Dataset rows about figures

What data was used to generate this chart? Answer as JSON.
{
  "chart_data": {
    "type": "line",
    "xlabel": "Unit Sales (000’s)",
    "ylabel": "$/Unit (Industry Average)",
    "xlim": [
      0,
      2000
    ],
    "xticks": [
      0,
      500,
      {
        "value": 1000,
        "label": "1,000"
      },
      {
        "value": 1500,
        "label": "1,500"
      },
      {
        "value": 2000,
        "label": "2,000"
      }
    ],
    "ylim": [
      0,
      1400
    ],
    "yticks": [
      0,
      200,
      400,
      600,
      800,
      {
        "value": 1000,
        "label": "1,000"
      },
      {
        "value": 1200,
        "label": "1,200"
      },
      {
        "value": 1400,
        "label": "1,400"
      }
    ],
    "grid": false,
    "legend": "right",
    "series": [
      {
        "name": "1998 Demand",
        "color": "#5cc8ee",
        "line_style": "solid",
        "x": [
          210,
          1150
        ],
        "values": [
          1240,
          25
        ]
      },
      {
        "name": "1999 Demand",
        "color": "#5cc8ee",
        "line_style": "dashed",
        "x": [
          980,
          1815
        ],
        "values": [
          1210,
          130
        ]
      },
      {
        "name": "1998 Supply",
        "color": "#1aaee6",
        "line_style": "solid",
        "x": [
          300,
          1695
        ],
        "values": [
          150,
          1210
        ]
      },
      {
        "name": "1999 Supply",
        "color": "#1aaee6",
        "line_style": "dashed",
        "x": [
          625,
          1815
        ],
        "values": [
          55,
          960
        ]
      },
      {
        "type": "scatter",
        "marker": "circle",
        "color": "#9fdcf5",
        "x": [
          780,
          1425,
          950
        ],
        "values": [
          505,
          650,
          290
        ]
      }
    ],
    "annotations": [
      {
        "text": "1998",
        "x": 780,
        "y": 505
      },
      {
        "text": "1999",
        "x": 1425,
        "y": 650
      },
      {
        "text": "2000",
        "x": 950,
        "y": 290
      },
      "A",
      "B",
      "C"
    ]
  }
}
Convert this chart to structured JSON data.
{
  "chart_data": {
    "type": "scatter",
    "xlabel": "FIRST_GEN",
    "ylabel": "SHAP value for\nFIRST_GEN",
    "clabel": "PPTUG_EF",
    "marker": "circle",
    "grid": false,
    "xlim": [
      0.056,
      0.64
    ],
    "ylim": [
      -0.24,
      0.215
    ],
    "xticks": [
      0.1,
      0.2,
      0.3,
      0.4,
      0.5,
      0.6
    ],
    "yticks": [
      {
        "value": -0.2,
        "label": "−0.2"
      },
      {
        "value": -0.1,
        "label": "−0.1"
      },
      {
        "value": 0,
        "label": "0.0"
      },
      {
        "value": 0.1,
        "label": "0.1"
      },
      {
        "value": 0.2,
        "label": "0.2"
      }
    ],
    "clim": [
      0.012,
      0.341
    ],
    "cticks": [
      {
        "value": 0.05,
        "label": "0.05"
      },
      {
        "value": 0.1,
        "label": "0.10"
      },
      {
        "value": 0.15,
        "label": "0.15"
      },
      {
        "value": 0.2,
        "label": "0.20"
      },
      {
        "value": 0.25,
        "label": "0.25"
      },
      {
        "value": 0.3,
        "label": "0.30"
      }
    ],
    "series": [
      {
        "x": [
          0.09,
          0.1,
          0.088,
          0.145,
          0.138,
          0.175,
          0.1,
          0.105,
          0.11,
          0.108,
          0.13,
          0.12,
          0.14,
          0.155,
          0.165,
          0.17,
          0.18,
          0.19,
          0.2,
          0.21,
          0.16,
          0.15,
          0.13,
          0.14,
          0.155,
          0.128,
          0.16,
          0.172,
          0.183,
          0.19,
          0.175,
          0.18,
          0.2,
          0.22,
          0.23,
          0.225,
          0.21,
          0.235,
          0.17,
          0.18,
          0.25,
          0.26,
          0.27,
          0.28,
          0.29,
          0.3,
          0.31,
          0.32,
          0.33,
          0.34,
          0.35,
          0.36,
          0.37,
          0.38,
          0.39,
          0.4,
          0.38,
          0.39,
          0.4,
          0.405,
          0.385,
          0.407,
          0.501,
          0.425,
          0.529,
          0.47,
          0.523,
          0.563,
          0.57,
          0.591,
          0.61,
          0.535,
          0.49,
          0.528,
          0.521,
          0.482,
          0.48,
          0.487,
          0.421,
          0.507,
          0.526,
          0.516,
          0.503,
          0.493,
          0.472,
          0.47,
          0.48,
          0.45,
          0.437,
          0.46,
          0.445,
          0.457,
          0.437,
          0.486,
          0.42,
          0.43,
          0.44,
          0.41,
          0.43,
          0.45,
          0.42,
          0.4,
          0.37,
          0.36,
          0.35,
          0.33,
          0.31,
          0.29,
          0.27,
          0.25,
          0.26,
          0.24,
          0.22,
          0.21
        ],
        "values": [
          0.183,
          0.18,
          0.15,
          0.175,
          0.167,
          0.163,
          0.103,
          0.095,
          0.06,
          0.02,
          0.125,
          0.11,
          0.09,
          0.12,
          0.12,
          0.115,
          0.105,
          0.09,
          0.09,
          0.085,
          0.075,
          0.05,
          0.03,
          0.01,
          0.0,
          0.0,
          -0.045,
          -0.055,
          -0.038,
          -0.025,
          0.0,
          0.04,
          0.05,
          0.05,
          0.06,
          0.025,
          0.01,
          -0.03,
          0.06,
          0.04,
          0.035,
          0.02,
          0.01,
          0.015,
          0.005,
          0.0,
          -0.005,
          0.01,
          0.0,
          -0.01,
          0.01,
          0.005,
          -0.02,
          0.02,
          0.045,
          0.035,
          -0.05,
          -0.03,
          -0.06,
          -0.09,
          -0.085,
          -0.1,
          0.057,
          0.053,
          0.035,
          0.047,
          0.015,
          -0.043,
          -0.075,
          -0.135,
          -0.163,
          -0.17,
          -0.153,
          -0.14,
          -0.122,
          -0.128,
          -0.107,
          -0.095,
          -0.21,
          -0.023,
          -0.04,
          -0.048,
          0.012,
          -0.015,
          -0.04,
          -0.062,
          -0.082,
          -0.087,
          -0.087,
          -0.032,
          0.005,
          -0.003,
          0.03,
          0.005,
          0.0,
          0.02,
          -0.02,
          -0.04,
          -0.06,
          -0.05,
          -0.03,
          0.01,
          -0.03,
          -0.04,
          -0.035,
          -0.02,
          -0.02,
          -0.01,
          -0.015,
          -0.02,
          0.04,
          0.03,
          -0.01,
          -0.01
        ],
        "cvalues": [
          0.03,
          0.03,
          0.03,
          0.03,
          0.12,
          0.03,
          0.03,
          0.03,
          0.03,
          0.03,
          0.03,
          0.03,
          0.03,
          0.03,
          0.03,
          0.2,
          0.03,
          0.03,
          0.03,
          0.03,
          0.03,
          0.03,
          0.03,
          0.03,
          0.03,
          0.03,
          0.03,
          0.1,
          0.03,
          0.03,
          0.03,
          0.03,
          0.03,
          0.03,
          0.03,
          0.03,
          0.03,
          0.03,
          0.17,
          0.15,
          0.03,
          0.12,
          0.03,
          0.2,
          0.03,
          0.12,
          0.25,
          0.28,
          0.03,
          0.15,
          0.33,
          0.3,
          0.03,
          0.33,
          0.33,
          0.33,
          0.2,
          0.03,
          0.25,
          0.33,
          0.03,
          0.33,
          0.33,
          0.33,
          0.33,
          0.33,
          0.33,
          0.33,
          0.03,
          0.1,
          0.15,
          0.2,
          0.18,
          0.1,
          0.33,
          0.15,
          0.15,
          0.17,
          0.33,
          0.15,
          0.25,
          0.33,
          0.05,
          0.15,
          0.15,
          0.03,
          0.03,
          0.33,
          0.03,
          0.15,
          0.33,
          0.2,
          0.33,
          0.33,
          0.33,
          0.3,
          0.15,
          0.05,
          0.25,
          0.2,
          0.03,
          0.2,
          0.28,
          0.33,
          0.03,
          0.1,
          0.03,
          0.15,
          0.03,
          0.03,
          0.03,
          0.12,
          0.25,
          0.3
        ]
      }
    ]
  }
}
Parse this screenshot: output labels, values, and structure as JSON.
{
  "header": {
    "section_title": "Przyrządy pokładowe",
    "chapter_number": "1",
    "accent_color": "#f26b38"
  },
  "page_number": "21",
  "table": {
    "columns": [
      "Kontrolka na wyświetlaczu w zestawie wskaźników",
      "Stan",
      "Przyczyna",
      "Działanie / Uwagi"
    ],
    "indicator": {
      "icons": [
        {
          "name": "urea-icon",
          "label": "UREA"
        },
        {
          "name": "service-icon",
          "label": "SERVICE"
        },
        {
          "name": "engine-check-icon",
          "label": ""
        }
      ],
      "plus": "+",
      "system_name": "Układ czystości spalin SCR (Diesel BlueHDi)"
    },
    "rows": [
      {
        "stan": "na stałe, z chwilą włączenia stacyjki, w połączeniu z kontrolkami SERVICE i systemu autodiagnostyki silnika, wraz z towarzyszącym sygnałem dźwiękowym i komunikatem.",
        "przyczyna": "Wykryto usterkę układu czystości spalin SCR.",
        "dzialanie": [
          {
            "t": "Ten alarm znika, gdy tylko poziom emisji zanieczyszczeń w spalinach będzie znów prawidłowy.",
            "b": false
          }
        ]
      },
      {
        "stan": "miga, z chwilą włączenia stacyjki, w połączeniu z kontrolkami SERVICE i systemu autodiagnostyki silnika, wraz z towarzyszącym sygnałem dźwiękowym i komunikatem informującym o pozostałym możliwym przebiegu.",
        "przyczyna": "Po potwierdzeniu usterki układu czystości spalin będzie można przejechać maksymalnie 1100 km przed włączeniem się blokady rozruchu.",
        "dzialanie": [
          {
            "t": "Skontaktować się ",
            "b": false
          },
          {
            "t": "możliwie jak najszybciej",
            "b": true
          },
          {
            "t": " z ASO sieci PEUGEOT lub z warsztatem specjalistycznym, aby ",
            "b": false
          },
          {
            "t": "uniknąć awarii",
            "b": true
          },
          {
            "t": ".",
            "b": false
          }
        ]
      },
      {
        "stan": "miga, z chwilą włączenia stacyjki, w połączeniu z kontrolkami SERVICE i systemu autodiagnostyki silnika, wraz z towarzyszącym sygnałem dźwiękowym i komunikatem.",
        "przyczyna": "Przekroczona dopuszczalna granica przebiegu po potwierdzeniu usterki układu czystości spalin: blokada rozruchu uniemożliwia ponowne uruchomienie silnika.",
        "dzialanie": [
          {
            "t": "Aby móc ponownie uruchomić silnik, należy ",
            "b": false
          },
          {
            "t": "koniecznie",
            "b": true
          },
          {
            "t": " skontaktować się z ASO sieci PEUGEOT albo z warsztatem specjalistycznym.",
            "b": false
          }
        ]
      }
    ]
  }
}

## EXERCISE INSTRUCTIONS
Using the records above, copy each line that contains "będzie".

## SOLUTION TO THIS PROBLEM
            "t": "Ten alarm znika, gdy tylko poziom emisji zanieczyszczeń w spalinach będzie znów prawidłowy.",
        "przyczyna": "Po potwierdzeniu usterki układu czystości spalin będzie można przejechać maksymalnie 1100 km przed włączeniem się blokady rozruchu.",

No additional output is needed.